[Excerpt from a dataset]

══════

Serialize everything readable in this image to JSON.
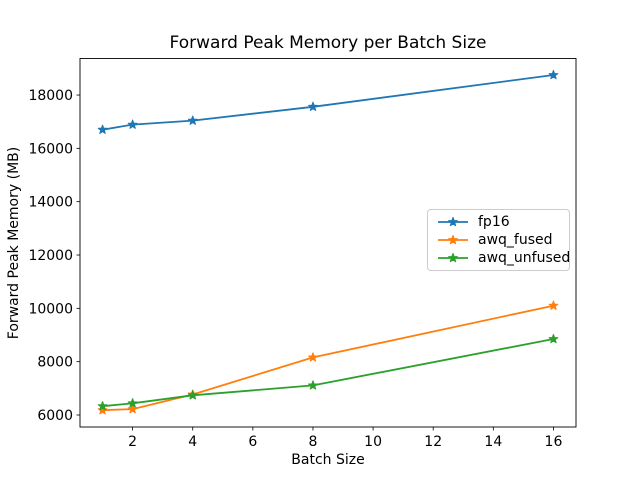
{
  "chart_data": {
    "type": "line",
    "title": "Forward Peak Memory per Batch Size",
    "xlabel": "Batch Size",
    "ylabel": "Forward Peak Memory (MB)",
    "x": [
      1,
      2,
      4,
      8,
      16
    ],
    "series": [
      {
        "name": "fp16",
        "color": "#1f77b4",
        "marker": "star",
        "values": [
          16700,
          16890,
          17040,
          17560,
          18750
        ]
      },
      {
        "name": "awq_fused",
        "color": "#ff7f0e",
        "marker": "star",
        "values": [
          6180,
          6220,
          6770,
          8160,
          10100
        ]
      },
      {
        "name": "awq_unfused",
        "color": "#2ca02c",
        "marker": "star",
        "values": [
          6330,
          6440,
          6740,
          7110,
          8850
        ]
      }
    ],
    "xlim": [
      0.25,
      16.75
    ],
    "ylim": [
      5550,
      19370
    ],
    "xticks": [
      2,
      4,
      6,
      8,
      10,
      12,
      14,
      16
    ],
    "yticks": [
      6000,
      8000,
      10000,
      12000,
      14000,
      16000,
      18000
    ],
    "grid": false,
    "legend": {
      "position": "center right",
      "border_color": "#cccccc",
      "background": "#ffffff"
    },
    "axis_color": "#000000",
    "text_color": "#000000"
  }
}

══════

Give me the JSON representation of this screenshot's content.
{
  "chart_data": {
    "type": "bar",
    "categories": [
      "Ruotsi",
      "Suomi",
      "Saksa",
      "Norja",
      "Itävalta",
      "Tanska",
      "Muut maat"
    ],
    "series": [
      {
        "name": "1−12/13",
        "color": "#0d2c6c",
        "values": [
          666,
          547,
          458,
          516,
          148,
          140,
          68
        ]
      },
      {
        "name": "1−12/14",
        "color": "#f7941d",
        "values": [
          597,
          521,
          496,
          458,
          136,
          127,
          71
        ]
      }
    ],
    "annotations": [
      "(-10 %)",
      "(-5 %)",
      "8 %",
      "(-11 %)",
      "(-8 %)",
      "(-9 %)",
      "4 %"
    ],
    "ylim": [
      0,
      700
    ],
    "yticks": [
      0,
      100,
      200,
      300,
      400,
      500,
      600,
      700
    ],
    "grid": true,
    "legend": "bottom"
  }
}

══════

What the task asks
Search the data for the string "JSON". List each line that has it.

Result
Serialize everything readable in this image to JSON.
Give me the JSON representation of this screenshot's content.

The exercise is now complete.